*SET PROBLEM*
Please output the lines shown below exactly as they appear.

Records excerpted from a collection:
/---

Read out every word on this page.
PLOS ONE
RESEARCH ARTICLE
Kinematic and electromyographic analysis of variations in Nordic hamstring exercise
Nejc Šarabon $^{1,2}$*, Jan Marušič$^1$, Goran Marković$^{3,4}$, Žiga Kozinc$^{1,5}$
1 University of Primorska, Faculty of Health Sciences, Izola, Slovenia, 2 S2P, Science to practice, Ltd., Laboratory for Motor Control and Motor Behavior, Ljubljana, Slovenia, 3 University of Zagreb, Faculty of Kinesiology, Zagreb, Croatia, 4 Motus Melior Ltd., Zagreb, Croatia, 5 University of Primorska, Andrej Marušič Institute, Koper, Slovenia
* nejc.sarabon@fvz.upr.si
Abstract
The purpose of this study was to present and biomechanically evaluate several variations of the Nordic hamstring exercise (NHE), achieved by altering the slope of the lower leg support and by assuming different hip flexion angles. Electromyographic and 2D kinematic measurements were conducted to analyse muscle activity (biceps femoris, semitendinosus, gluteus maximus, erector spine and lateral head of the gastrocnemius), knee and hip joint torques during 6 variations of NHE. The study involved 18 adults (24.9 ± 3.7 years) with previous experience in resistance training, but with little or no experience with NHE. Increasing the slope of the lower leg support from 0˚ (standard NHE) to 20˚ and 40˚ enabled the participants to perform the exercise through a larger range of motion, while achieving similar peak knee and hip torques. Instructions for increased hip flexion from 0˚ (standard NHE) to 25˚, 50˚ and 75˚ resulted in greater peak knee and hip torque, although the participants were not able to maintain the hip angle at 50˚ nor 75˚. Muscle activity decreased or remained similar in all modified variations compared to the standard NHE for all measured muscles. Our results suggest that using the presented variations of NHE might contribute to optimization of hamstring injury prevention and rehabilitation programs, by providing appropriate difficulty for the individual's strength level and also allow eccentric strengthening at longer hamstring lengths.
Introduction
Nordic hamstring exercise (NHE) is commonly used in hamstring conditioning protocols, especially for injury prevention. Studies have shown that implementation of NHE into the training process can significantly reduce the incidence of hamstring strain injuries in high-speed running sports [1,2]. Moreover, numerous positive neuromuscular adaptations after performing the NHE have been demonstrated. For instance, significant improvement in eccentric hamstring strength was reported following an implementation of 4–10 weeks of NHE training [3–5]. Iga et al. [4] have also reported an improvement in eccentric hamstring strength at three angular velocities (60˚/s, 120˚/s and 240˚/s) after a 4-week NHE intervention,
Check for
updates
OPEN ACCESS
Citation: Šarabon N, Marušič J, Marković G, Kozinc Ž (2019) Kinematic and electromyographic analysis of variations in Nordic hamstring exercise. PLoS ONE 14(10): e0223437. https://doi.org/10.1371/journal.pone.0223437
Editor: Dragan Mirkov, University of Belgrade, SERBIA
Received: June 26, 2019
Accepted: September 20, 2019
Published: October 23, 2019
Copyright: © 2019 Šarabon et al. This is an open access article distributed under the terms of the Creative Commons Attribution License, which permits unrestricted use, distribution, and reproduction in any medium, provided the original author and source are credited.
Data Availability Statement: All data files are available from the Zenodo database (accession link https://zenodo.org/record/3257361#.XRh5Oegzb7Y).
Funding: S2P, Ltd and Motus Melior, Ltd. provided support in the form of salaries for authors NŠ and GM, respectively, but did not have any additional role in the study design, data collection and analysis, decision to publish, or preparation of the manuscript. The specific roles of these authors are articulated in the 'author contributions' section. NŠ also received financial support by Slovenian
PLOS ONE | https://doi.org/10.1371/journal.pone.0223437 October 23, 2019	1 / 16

\---

*SOLUTION TO THIS EXERCISE*
Read out every word on this page.
PLOS ONE
RESEARCH ARTICLE
Kinematic and electromyographic analysis of variations in Nordic hamstring exercise
Nejc Šarabon $^{1,2}$*, Jan Marušič$^1$, Goran Marković$^{3,4}$, Žiga Kozinc$^{1,5}$
1 University of Primorska, Faculty of Health Sciences, Izola, Slovenia, 2 S2P, Science to practice, Ltd., Laboratory for Motor Control and Motor Behavior, Ljubljana, Slovenia, 3 University of Zagreb, Faculty of Kinesiology, Zagreb, Croatia, 4 Motus Melior Ltd., Zagreb, Croatia, 5 University of Primorska, Andrej Marušič Institute, Koper, Slovenia
* nejc.sarabon@fvz.upr.si
Abstract
The purpose of this study was to present and biomechanically evaluate several variations of the Nordic hamstring exercise (NHE), achieved by altering the slope of the lower leg support and by assuming different hip flexion angles. Electromyographic and 2D kinematic measurements were conducted to analyse muscle activity (biceps femoris, semitendinosus, gluteus maximus, erector spine and lateral head of the gastrocnemius), knee and hip joint torques during 6 variations of NHE. The study involved 18 adults (24.9 ± 3.7 years) with previous experience in resistance training, but with little or no experience with NHE. Increasing the slope of the lower leg support from 0˚ (standard NHE) to 20˚ and 40˚ enabled the participants to perform the exercise through a larger range of motion, while achieving similar peak knee and hip torques. Instructions for increased hip flexion from 0˚ (standard NHE) to 25˚, 50˚ and 75˚ resulted in greater peak knee and hip torque, although the participants were not able to maintain the hip angle at 50˚ nor 75˚. Muscle activity decreased or remained similar in all modified variations compared to the standard NHE for all measured muscles. Our results suggest that using the presented variations of NHE might contribute to optimization of hamstring injury prevention and rehabilitation programs, by providing appropriate difficulty for the individual's strength level and also allow eccentric strengthening at longer hamstring lengths.
Introduction
Nordic hamstring exercise (NHE) is commonly used in hamstring conditioning protocols, especially for injury prevention. Studies have shown that implementation of NHE into the training process can significantly reduce the incidence of hamstring strain injuries in high-speed running sports [1,2]. Moreover, numerous positive neuromuscular adaptations after performing the NHE have been demonstrated. For instance, significant improvement in eccentric hamstring strength was reported following an implementation of 4–10 weeks of NHE training [3–5]. Iga et al. [4] have also reported an improvement in eccentric hamstring strength at three angular velocities (60˚/s, 120˚/s and 240˚/s) after a 4-week NHE intervention,
Check for
updates
OPEN ACCESS
Citation: Šarabon N, Marušič J, Marković G, Kozinc Ž (2019) Kinematic and electromyographic analysis of variations in Nordic hamstring exercise. PLoS ONE 14(10): e0223437. https://doi.org/10.1371/journal.pone.0223437
Editor: Dragan Mirkov, University of Belgrade, SERBIA
Received: June 26, 2019
Accepted: September 20, 2019
Published: October 23, 2019
Copyright: © 2019 Šarabon et al. This is an open access article distributed under the terms of the Creative Commons Attribution License, which permits unrestricted use, distribution, and reproduction in any medium, provided the original author and source are credited.
Data Availability Statement: All data files are available from the Zenodo database (accession link https://zenodo.org/record/3257361#.XRh5Oegzb7Y).
Funding: S2P, Ltd and Motus Melior, Ltd. provided support in the form of salaries for authors NŠ and GM, respectively, but did not have any additional role in the study design, data collection and analysis, decision to publish, or preparation of the manuscript. The specific roles of these authors are articulated in the 'author contributions' section. NŠ also received financial support by Slovenian
PLOS ONE | https://doi.org/10.1371/journal.pone.0223437 October 23, 2019	1 / 16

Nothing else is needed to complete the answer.